What to work on: Extract all lines from the data beneath that include the word "santacruzlafco".

Collection entries:
_____

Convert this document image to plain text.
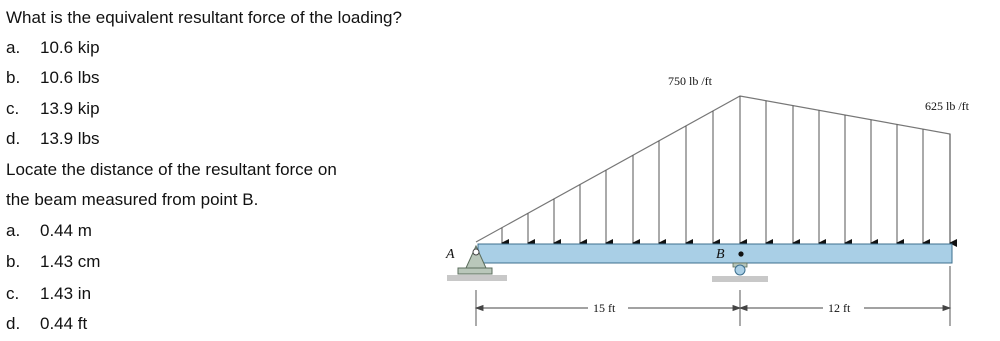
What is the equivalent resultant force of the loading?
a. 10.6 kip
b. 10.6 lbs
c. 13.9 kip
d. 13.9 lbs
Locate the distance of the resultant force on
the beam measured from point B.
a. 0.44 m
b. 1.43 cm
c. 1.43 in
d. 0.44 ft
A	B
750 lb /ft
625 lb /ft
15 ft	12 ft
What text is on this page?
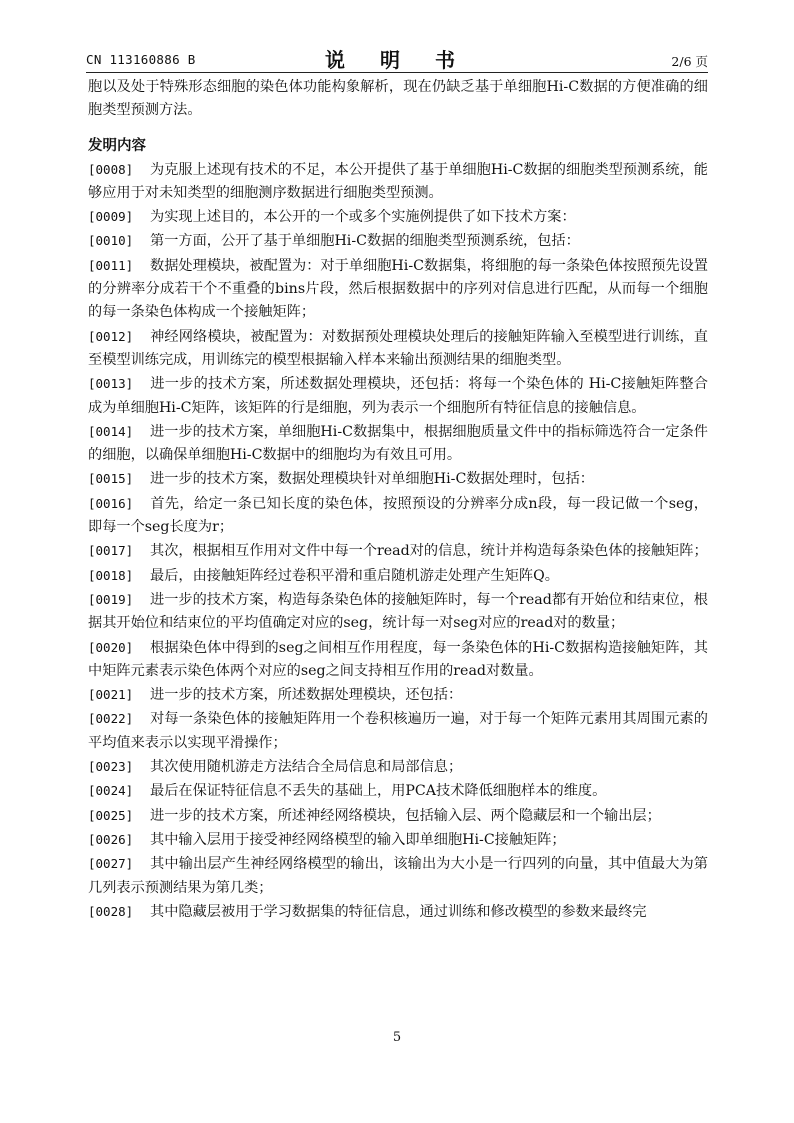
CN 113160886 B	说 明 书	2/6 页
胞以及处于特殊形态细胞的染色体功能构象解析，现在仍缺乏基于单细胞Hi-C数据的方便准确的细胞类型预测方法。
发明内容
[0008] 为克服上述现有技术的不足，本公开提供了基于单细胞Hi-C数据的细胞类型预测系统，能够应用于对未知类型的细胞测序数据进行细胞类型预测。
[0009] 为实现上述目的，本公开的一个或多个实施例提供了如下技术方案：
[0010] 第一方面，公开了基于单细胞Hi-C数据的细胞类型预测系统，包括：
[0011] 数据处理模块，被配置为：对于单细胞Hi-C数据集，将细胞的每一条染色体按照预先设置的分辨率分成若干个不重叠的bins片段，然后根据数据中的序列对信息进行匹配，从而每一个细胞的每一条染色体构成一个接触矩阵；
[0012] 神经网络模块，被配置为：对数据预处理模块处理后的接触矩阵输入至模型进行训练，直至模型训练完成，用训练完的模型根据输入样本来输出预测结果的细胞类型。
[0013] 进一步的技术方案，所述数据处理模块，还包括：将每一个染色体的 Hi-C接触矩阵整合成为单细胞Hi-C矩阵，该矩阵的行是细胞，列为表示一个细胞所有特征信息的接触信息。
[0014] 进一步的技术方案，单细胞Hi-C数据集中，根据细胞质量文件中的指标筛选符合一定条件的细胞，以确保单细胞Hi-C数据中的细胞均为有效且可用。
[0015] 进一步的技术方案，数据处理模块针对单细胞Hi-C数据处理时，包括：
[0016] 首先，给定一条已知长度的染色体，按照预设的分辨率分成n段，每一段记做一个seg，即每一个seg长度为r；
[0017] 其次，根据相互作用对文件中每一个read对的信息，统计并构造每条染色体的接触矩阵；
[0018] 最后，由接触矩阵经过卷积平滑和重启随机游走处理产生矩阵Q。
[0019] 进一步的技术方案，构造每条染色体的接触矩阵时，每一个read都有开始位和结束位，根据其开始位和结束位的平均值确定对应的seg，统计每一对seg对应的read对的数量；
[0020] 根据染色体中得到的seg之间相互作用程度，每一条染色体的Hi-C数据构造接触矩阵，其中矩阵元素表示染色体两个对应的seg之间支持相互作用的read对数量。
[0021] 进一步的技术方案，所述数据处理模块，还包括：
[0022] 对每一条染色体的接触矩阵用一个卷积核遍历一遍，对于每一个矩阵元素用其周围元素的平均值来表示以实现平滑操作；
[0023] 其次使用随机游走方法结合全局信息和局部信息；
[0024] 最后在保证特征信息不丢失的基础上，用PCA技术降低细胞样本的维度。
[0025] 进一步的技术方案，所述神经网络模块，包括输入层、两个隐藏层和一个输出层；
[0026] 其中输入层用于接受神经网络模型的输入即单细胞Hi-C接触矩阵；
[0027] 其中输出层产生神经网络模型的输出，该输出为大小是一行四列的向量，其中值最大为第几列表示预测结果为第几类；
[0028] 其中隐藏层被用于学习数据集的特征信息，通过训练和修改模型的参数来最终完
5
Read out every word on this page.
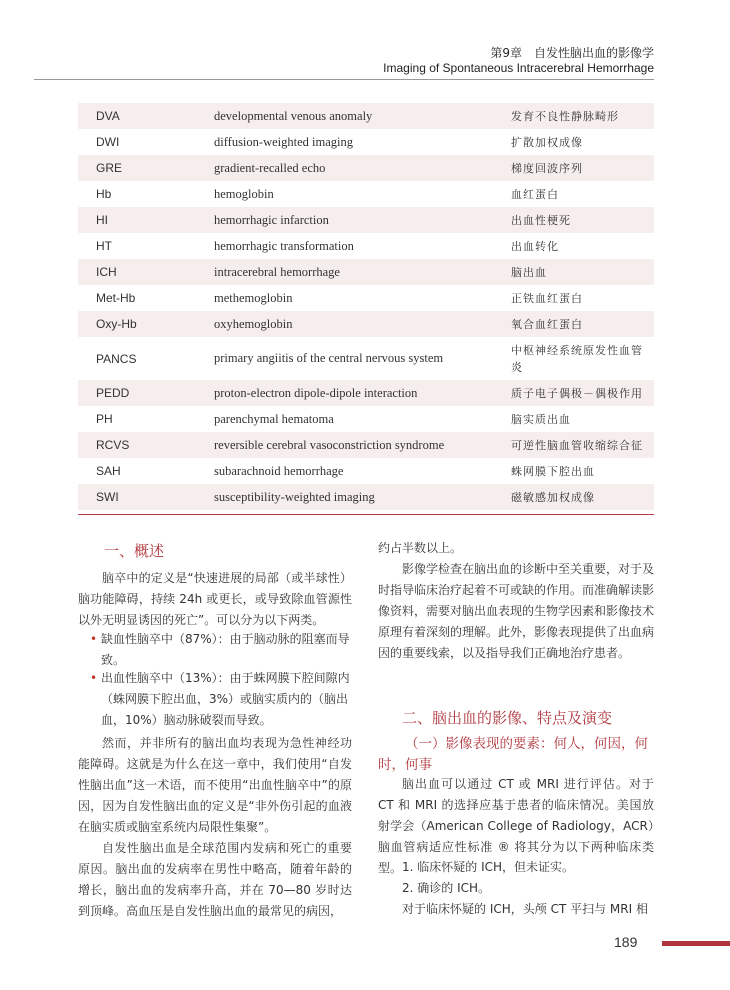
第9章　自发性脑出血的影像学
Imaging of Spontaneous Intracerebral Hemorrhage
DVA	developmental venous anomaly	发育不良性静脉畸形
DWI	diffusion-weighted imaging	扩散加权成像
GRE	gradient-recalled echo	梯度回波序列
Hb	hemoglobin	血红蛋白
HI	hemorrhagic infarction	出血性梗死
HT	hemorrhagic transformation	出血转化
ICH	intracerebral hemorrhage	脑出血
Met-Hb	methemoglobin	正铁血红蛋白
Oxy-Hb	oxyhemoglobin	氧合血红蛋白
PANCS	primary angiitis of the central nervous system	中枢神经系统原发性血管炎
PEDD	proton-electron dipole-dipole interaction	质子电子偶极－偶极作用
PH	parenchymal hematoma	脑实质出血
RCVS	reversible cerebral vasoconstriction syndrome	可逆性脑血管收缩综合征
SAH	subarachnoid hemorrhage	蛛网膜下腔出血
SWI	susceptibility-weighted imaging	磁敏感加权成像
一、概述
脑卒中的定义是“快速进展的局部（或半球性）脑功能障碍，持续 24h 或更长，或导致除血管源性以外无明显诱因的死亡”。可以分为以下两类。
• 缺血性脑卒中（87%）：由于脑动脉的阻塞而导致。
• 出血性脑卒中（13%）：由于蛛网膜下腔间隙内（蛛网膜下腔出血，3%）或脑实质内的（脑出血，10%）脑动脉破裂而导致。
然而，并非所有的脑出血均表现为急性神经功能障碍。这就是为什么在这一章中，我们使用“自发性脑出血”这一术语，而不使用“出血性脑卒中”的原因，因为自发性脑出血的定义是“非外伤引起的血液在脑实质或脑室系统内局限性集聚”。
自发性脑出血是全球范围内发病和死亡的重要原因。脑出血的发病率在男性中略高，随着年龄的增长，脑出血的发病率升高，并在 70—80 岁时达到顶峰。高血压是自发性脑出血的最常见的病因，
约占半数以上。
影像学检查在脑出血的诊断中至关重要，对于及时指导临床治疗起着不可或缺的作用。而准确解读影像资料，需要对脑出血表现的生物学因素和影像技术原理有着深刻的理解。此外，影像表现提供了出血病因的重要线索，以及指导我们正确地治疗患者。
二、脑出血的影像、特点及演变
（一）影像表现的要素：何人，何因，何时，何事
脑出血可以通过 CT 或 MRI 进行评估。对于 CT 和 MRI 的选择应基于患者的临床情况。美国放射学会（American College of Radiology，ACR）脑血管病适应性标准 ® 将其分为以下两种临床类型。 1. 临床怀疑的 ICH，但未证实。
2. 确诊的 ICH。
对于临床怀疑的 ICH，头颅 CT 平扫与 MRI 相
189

_____

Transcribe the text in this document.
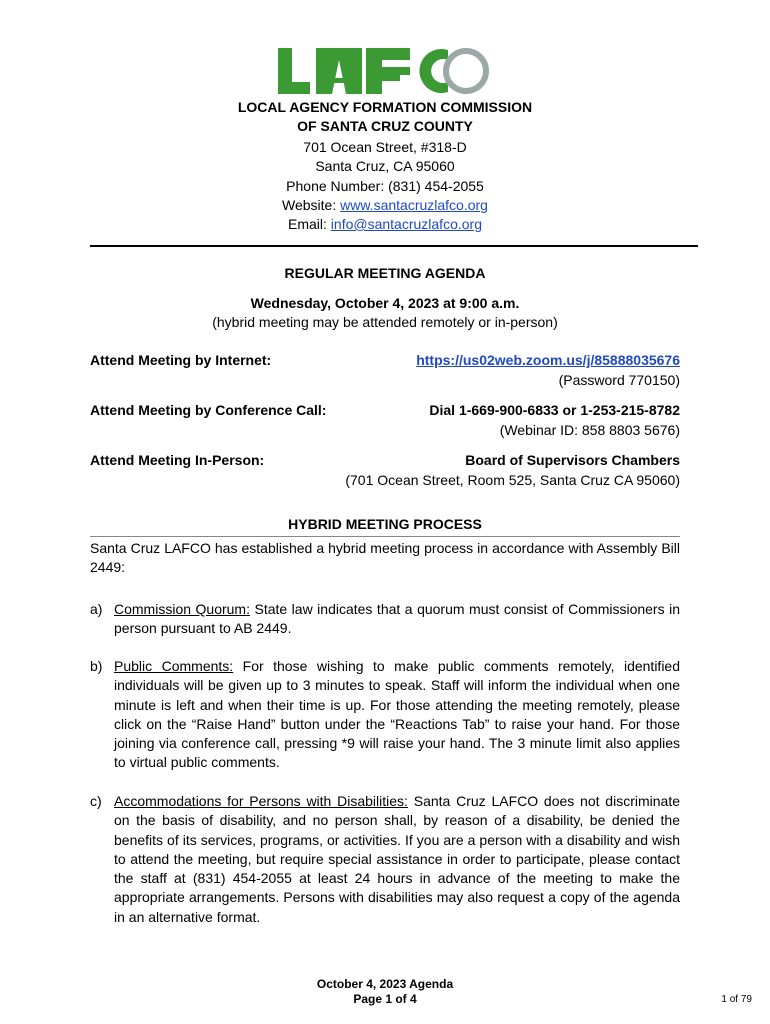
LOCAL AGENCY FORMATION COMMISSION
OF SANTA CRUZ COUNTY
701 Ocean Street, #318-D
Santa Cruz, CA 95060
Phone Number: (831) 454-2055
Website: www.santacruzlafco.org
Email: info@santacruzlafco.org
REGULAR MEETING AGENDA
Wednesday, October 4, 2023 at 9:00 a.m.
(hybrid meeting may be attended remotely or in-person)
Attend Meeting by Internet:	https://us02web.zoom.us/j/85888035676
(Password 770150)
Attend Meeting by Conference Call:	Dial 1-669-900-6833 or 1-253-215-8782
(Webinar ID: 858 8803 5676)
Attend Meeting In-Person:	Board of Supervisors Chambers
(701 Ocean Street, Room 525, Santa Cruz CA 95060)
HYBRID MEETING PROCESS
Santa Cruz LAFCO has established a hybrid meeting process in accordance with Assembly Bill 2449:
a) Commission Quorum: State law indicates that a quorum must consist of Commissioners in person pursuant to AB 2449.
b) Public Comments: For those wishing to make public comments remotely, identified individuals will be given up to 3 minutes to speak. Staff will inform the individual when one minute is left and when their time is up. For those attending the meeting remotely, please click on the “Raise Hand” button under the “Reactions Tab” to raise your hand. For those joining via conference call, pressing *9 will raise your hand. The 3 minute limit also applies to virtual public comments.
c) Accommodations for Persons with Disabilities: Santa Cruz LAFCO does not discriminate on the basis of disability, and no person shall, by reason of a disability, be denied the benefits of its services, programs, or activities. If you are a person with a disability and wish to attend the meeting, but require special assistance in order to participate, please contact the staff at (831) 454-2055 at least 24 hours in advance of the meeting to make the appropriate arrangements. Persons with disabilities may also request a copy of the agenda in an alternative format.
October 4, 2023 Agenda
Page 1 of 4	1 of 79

_____

Answer to this problem:
Website: www.santacruzlafco.org
Email: info@santacruzlafco.org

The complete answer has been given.